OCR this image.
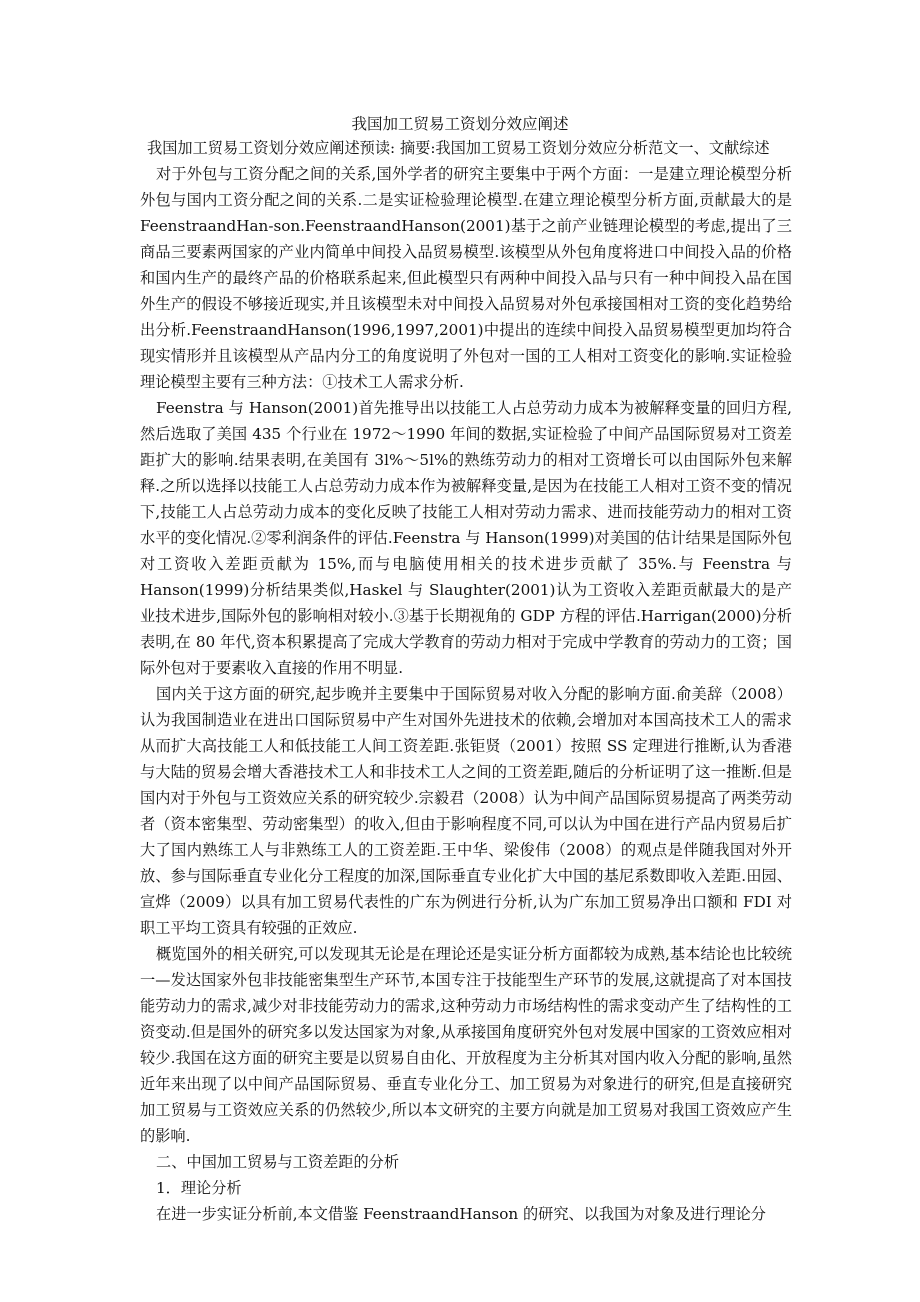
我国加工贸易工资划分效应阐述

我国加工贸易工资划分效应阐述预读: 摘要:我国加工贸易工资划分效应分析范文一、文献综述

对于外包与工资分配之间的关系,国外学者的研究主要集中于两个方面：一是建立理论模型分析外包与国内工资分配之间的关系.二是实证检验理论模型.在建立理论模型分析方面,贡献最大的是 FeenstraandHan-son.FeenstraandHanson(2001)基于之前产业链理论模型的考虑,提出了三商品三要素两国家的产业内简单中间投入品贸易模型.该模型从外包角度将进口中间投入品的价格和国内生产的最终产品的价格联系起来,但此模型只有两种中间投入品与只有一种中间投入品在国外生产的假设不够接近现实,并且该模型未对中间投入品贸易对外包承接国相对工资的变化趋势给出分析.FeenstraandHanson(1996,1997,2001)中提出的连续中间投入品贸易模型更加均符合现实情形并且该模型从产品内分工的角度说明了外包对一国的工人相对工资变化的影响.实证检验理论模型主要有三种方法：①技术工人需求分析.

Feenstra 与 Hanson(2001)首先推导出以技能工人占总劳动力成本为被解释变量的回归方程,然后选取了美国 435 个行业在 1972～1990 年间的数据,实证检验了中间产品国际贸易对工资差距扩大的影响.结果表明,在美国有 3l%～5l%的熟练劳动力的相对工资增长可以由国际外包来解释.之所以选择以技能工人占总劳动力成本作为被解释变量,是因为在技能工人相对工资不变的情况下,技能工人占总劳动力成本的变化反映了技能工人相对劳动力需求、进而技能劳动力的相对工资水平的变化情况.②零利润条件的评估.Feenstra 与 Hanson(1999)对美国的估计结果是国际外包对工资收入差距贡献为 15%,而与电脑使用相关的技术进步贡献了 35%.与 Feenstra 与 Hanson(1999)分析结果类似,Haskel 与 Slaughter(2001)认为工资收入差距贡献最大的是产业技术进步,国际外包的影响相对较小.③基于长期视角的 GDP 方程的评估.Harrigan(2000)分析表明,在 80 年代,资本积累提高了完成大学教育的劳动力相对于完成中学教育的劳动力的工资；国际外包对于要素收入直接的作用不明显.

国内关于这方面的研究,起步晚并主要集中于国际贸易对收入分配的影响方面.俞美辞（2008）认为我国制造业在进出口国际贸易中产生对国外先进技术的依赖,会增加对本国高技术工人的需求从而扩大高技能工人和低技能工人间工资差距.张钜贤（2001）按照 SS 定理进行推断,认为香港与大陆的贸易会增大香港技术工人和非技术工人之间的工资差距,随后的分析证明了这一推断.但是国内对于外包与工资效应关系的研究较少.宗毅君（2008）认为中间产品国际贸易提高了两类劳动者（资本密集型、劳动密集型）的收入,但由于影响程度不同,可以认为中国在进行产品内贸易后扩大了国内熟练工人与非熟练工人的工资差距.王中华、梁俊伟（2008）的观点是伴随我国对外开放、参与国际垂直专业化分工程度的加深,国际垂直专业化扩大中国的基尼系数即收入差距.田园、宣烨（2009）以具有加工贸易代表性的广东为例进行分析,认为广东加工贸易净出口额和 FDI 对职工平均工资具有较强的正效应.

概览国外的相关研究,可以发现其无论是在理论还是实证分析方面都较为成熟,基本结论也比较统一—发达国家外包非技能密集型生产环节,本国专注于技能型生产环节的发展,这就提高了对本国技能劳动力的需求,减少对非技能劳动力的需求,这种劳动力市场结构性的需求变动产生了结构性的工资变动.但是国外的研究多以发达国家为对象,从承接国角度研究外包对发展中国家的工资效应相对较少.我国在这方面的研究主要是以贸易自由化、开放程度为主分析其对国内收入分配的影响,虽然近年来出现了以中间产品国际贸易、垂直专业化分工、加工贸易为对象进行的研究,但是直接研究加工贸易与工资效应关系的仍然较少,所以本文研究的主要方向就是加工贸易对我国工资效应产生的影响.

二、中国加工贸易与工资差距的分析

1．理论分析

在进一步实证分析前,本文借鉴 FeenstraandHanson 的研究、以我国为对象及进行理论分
________________________
__PROBLEM DETAILS__. Nothing in the entries above should change when they are printed again, except that the pictures are dropped.

__SOLUTION TO THIS PROBLEM__.
OCR this image.
我国加工贸易工资划分效应阐述

我国加工贸易工资划分效应阐述预读: 摘要:我国加工贸易工资划分效应分析范文一、文献综述

对于外包与工资分配之间的关系,国外学者的研究主要集中于两个方面：一是建立理论模型分析外包与国内工资分配之间的关系.二是实证检验理论模型.在建立理论模型分析方面,贡献最大的是 FeenstraandHan-son.FeenstraandHanson(2001)基于之前产业链理论模型的考虑,提出了三商品三要素两国家的产业内简单中间投入品贸易模型.该模型从外包角度将进口中间投入品的价格和国内生产的最终产品的价格联系起来,但此模型只有两种中间投入品与只有一种中间投入品在国外生产的假设不够接近现实,并且该模型未对中间投入品贸易对外包承接国相对工资的变化趋势给出分析.FeenstraandHanson(1996,1997,2001)中提出的连续中间投入品贸易模型更加均符合现实情形并且该模型从产品内分工的角度说明了外包对一国的工人相对工资变化的影响.实证检验理论模型主要有三种方法：①技术工人需求分析.

Feenstra 与 Hanson(2001)首先推导出以技能工人占总劳动力成本为被解释变量的回归方程,然后选取了美国 435 个行业在 1972～1990 年间的数据,实证检验了中间产品国际贸易对工资差距扩大的影响.结果表明,在美国有 3l%～5l%的熟练劳动力的相对工资增长可以由国际外包来解释.之所以选择以技能工人占总劳动力成本作为被解释变量,是因为在技能工人相对工资不变的情况下,技能工人占总劳动力成本的变化反映了技能工人相对劳动力需求、进而技能劳动力的相对工资水平的变化情况.②零利润条件的评估.Feenstra 与 Hanson(1999)对美国的估计结果是国际外包对工资收入差距贡献为 15%,而与电脑使用相关的技术进步贡献了 35%.与 Feenstra 与 Hanson(1999)分析结果类似,Haskel 与 Slaughter(2001)认为工资收入差距贡献最大的是产业技术进步,国际外包的影响相对较小.③基于长期视角的 GDP 方程的评估.Harrigan(2000)分析表明,在 80 年代,资本积累提高了完成大学教育的劳动力相对于完成中学教育的劳动力的工资；国际外包对于要素收入直接的作用不明显.

国内关于这方面的研究,起步晚并主要集中于国际贸易对收入分配的影响方面.俞美辞（2008）认为我国制造业在进出口国际贸易中产生对国外先进技术的依赖,会增加对本国高技术工人的需求从而扩大高技能工人和低技能工人间工资差距.张钜贤（2001）按照 SS 定理进行推断,认为香港与大陆的贸易会增大香港技术工人和非技术工人之间的工资差距,随后的分析证明了这一推断.但是国内对于外包与工资效应关系的研究较少.宗毅君（2008）认为中间产品国际贸易提高了两类劳动者（资本密集型、劳动密集型）的收入,但由于影响程度不同,可以认为中国在进行产品内贸易后扩大了国内熟练工人与非熟练工人的工资差距.王中华、梁俊伟（2008）的观点是伴随我国对外开放、参与国际垂直专业化分工程度的加深,国际垂直专业化扩大中国的基尼系数即收入差距.田园、宣烨（2009）以具有加工贸易代表性的广东为例进行分析,认为广东加工贸易净出口额和 FDI 对职工平均工资具有较强的正效应.

概览国外的相关研究,可以发现其无论是在理论还是实证分析方面都较为成熟,基本结论也比较统一—发达国家外包非技能密集型生产环节,本国专注于技能型生产环节的发展,这就提高了对本国技能劳动力的需求,减少对非技能劳动力的需求,这种劳动力市场结构性的需求变动产生了结构性的工资变动.但是国外的研究多以发达国家为对象,从承接国角度研究外包对发展中国家的工资效应相对较少.我国在这方面的研究主要是以贸易自由化、开放程度为主分析其对国内收入分配的影响,虽然近年来出现了以中间产品国际贸易、垂直专业化分工、加工贸易为对象进行的研究,但是直接研究加工贸易与工资效应关系的仍然较少,所以本文研究的主要方向就是加工贸易对我国工资效应产生的影响.

二、中国加工贸易与工资差距的分析

1．理论分析

在进一步实证分析前,本文借鉴 FeenstraandHanson 的研究、以我国为对象及进行理论分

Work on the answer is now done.